Exercise: Where the data below has the string "JSON", return the whole line.

(Source data)
— Begin —

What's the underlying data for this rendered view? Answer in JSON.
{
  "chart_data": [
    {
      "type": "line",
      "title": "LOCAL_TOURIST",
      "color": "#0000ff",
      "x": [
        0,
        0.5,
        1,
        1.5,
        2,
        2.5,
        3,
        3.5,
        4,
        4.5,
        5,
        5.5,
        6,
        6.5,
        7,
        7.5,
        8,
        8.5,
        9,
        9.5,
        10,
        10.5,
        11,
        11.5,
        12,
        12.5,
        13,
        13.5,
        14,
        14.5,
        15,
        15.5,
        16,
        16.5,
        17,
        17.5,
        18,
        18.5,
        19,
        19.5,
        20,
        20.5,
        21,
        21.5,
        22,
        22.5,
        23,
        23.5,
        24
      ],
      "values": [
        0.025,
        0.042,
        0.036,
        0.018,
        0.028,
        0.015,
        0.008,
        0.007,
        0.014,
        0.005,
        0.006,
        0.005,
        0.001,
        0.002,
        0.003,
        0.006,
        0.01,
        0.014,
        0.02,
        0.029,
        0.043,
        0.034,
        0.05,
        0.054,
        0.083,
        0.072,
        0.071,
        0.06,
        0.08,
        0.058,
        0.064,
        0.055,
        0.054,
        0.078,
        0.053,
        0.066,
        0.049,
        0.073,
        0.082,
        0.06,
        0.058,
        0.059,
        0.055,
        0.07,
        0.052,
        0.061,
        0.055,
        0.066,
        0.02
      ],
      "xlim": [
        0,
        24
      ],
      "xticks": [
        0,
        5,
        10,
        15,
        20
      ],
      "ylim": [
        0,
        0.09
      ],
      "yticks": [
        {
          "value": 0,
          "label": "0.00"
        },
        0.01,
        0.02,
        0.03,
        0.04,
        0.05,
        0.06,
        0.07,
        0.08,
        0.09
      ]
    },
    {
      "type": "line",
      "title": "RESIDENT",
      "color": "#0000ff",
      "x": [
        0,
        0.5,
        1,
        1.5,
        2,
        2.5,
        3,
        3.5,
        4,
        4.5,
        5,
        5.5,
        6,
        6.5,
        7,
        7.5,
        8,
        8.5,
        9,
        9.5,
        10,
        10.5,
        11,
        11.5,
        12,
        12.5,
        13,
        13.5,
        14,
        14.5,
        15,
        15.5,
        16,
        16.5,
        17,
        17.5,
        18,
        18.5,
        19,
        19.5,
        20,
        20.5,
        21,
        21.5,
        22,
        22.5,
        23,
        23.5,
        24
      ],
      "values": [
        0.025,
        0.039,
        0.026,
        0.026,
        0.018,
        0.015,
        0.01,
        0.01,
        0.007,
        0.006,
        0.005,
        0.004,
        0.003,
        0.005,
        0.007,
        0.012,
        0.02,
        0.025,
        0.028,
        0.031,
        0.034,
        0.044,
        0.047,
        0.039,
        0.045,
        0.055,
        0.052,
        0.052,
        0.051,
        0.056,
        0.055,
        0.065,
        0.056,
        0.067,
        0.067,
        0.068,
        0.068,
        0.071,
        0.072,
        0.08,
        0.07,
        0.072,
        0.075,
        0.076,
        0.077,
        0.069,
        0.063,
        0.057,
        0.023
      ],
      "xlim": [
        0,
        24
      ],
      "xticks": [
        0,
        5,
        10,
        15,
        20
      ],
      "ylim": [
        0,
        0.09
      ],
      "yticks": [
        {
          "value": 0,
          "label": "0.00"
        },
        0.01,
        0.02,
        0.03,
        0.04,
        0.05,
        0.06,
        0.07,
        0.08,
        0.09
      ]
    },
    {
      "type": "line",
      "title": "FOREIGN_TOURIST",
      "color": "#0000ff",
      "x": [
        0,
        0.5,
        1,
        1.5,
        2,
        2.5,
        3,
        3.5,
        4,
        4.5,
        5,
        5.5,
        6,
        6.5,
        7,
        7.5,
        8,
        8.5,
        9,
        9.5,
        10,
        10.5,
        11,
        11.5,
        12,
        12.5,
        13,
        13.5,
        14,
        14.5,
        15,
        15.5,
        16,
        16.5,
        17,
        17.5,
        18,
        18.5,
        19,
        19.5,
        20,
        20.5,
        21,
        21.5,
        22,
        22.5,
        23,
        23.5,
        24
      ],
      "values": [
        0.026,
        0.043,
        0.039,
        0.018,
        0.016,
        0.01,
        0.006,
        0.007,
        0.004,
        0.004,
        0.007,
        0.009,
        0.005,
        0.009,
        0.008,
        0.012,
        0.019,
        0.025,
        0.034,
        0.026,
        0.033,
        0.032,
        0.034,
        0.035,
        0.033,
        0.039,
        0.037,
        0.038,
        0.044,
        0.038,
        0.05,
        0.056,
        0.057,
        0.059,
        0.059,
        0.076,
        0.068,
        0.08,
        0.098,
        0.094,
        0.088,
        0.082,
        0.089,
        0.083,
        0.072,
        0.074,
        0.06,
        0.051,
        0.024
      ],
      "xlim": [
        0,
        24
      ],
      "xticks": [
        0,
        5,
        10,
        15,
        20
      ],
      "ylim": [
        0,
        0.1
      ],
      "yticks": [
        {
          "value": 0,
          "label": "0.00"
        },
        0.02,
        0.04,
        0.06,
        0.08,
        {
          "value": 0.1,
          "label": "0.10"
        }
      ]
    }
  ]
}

— End —
— Begin —

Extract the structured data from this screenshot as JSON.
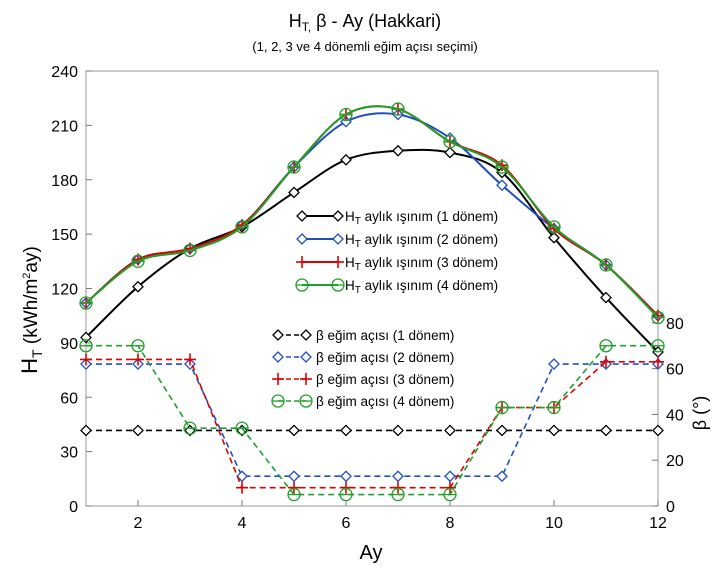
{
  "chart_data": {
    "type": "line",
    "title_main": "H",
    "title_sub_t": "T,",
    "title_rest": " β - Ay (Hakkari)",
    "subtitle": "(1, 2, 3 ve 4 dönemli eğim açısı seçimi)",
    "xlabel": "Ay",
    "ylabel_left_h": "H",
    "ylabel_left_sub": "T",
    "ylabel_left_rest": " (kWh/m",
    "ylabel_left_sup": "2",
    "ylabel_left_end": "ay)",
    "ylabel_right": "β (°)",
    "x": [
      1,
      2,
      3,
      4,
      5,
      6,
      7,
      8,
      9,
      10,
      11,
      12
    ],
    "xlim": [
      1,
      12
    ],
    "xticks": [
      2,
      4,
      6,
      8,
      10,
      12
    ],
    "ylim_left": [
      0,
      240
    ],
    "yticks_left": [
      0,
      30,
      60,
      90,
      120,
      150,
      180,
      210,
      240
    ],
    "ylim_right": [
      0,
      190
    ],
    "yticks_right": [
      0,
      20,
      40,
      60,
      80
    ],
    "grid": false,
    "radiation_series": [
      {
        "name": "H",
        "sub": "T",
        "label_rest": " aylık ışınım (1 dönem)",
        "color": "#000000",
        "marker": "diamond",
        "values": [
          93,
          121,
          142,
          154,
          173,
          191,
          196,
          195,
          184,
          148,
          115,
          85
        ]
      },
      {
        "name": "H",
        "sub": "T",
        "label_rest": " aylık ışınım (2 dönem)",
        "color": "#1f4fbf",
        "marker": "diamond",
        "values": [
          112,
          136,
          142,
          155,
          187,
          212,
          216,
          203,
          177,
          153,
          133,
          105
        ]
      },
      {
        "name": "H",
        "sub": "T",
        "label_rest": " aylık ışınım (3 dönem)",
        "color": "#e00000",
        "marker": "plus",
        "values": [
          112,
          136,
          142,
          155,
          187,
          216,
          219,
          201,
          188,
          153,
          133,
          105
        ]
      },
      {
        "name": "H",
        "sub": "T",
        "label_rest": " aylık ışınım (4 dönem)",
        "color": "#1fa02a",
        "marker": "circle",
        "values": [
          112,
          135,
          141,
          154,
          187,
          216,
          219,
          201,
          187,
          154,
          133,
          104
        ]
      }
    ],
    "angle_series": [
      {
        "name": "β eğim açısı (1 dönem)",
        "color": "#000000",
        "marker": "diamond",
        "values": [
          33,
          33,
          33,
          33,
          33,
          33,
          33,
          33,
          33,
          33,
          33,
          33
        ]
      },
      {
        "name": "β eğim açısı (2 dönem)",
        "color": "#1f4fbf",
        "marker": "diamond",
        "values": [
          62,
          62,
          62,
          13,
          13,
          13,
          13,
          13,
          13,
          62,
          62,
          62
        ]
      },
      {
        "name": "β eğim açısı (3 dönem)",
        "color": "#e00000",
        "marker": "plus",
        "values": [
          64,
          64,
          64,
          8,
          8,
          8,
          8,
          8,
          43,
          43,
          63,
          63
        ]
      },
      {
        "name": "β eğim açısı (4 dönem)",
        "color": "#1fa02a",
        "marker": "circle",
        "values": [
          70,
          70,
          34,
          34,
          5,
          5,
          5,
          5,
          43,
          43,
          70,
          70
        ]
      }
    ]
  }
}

— End —

Task solution:
What's the underlying data for this rendered view? Answer in JSON.
Extract the structured data from this screenshot as JSON.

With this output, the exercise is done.